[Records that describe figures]
= = = = = = =

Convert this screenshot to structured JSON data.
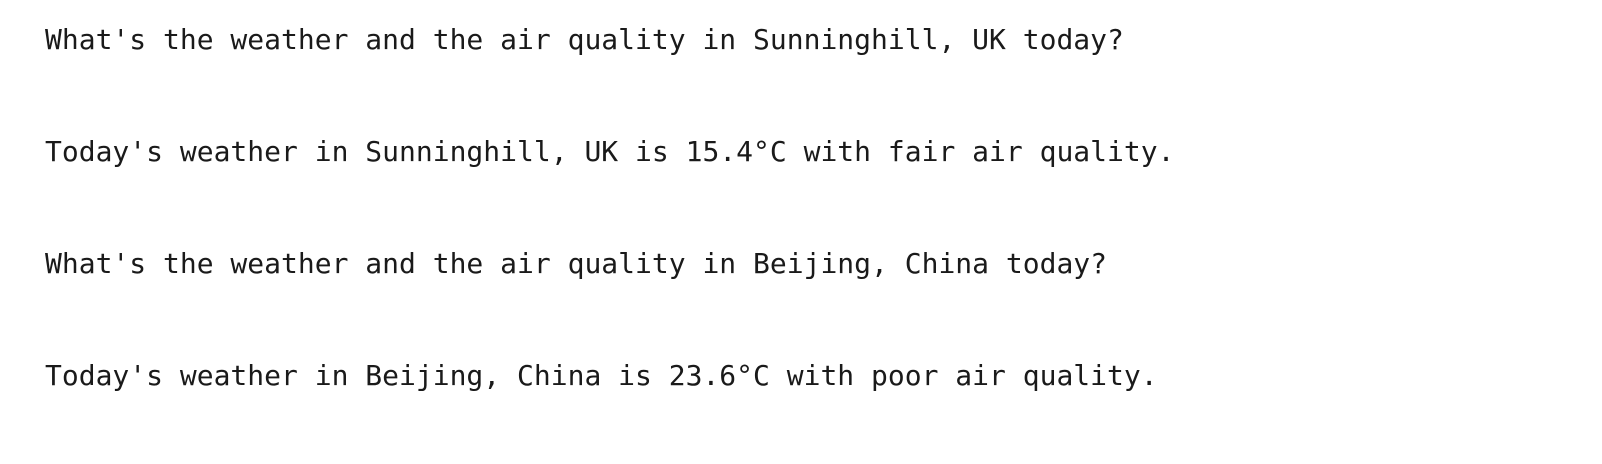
{
  "conversation": [
    {
      "role": "user",
      "text": "What's the weather and the air quality in Sunninghill, UK today?"
    },
    {
      "role": "assistant",
      "text": "Today's weather in Sunninghill, UK is 15.4°C with fair air quality."
    },
    {
      "role": "user",
      "text": "What's the weather and the air quality in Beijing, China today?"
    },
    {
      "role": "assistant",
      "text": "Today's weather in Beijing, China is 23.6°C with poor air quality."
    }
  ]
}
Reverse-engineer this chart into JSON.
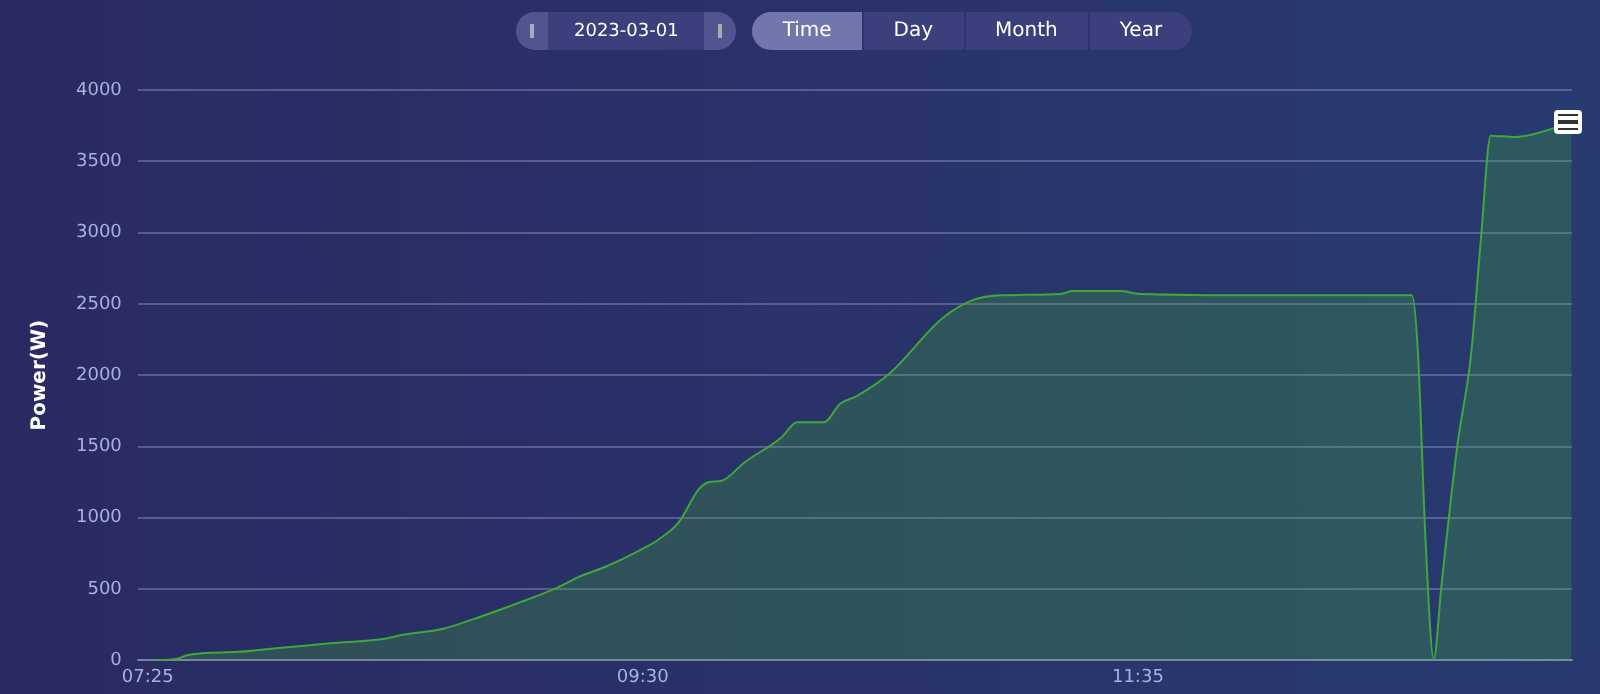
{
  "chart_data": {
    "type": "area",
    "ylabel": "Power(W)",
    "annotations": [
      "2023-03-01",
      "Time",
      "Day",
      "Month",
      "Year"
    ],
    "xlim": [
      7.375,
      13.41
    ],
    "xticks": [
      {
        "value": 7.4167,
        "label": "07:25"
      },
      {
        "value": 9.5,
        "label": "09:30"
      },
      {
        "value": 11.5833,
        "label": "11:35"
      }
    ],
    "ylim": [
      0,
      4000
    ],
    "yticks": [
      0,
      500,
      1000,
      1500,
      2000,
      2500,
      3000,
      3500,
      4000
    ],
    "grid": "y",
    "legend": false,
    "marker": "none",
    "line_style": "solid",
    "series": [
      {
        "color": "#3fa83a",
        "x": [
          7.425,
          7.535,
          7.591,
          7.798,
          7.992,
          8.186,
          8.407,
          8.49,
          8.656,
          8.822,
          8.988,
          9.126,
          9.237,
          9.348,
          9.485,
          9.568,
          9.652,
          9.735,
          9.776,
          9.832,
          9.929,
          10.081,
          10.15,
          10.205,
          10.263,
          10.33,
          10.396,
          10.537,
          10.761,
          10.894,
          11.01,
          11.259,
          11.309,
          11.508,
          11.591,
          12.139,
          12.736,
          12.761,
          12.794,
          12.828,
          12.861,
          12.927,
          12.985,
          13.027,
          13.068,
          13.168,
          13.408
        ],
        "values": [
          0,
          10,
          40,
          60,
          90,
          120,
          150,
          180,
          220,
          310,
          410,
          500,
          590,
          660,
          770,
          850,
          970,
          1200,
          1250,
          1260,
          1390,
          1560,
          1670,
          1670,
          1670,
          1800,
          1850,
          2010,
          2400,
          2530,
          2560,
          2570,
          2590,
          2590,
          2570,
          2560,
          2560,
          2180,
          830,
          10,
          530,
          1500,
          2140,
          2960,
          3680,
          3670,
          3770
        ]
      }
    ]
  }
}
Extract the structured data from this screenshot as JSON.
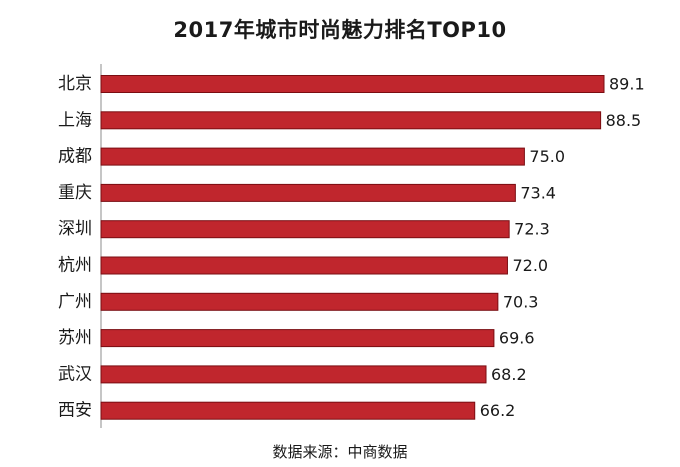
{
  "chart_data": {
    "type": "bar",
    "orientation": "horizontal",
    "title": "2017年城市时尚魅力排名TOP10",
    "categories": [
      "北京",
      "上海",
      "成都",
      "重庆",
      "深圳",
      "杭州",
      "广州",
      "苏州",
      "武汉",
      "西安"
    ],
    "values": [
      89.1,
      88.5,
      75.0,
      73.4,
      72.3,
      72.0,
      70.3,
      69.6,
      68.2,
      66.2
    ],
    "value_labels": [
      "89.1",
      "88.5",
      "75.0",
      "73.4",
      "72.3",
      "72.0",
      "70.3",
      "69.6",
      "68.2",
      "66.2"
    ],
    "xlim": [
      0,
      89.1
    ],
    "xlabel": "",
    "ylabel": "",
    "grid": false,
    "legend": "none",
    "bar_color": "#c0262d",
    "bar_edge_color": "#7a0d12",
    "axis_color": "#8c8c8c"
  },
  "source": {
    "label": "数据来源",
    "separator": "：",
    "name": "中商数据"
  }
}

= = = = = = =

# Given task:
Quote the records above in full, dropping each picture.

# Solution to this task:
Convert this screenshot to structured JSON data.
{
  "conversation": [
    {
      "role": "user",
      "text": "What's the weather and the air quality in Sunninghill, UK today?"
    },
    {
      "role": "assistant",
      "text": "Today's weather in Sunninghill, UK is 15.4°C with fair air quality."
    },
    {
      "role": "user",
      "text": "What's the weather and the air quality in Beijing, China today?"
    },
    {
      "role": "assistant",
      "text": "Today's weather in Beijing, China is 23.6°C with poor air quality."
    }
  ]
}
Reverse-engineer this chart into JSON.
{
  "chart_data": {
    "type": "area",
    "ylabel": "Power(W)",
    "annotations": [
      "2023-03-01",
      "Time",
      "Day",
      "Month",
      "Year"
    ],
    "xlim": [
      7.375,
      13.41
    ],
    "xticks": [
      {
        "value": 7.4167,
        "label": "07:25"
      },
      {
        "value": 9.5,
        "label": "09:30"
      },
      {
        "value": 11.5833,
        "label": "11:35"
      }
    ],
    "ylim": [
      0,
      4000
    ],
    "yticks": [
      0,
      500,
      1000,
      1500,
      2000,
      2500,
      3000,
      3500,
      4000
    ],
    "grid": "y",
    "legend": false,
    "marker": "none",
    "line_style": "solid",
    "series": [
      {
        "color": "#3fa83a",
        "x": [
          7.425,
          7.535,
          7.591,
          7.798,
          7.992,
          8.186,
          8.407,
          8.49,
          8.656,
          8.822,
          8.988,
          9.126,
          9.237,
          9.348,
          9.485,
          9.568,
          9.652,
          9.735,
          9.776,
          9.832,
          9.929,
          10.081,
          10.15,
          10.205,
          10.263,
          10.33,
          10.396,
          10.537,
          10.761,
          10.894,
          11.01,
          11.259,
          11.309,
          11.508,
          11.591,
          12.139,
          12.736,
          12.761,
          12.794,
          12.828,
          12.861,
          12.927,
          12.985,
          13.027,
          13.068,
          13.168,
          13.408
        ],
        "values": [
          0,
          10,
          40,
          60,
          90,
          120,
          150,
          180,
          220,
          310,
          410,
          500,
          590,
          660,
          770,
          850,
          970,
          1200,
          1250,
          1260,
          1390,
          1560,
          1670,
          1670,
          1670,
          1800,
          1850,
          2010,
          2400,
          2530,
          2560,
          2570,
          2590,
          2590,
          2570,
          2560,
          2560,
          2180,
          830,
          10,
          530,
          1500,
          2140,
          2960,
          3680,
          3670,
          3770
        ]
      }
    ]
  }
}
Extract the structured data from this screenshot as JSON.
{
  "chart_data": {
    "type": "bar",
    "orientation": "horizontal",
    "title": "2017年城市时尚魅力排名TOP10",
    "categories": [
      "北京",
      "上海",
      "成都",
      "重庆",
      "深圳",
      "杭州",
      "广州",
      "苏州",
      "武汉",
      "西安"
    ],
    "values": [
      89.1,
      88.5,
      75.0,
      73.4,
      72.3,
      72.0,
      70.3,
      69.6,
      68.2,
      66.2
    ],
    "value_labels": [
      "89.1",
      "88.5",
      "75.0",
      "73.4",
      "72.3",
      "72.0",
      "70.3",
      "69.6",
      "68.2",
      "66.2"
    ],
    "xlim": [
      0,
      89.1
    ],
    "xlabel": "",
    "ylabel": "",
    "grid": false,
    "legend": "none",
    "bar_color": "#c0262d",
    "bar_edge_color": "#7a0d12",
    "axis_color": "#8c8c8c"
  },
  "source": {
    "label": "数据来源",
    "separator": "：",
    "name": "中商数据"
  }
}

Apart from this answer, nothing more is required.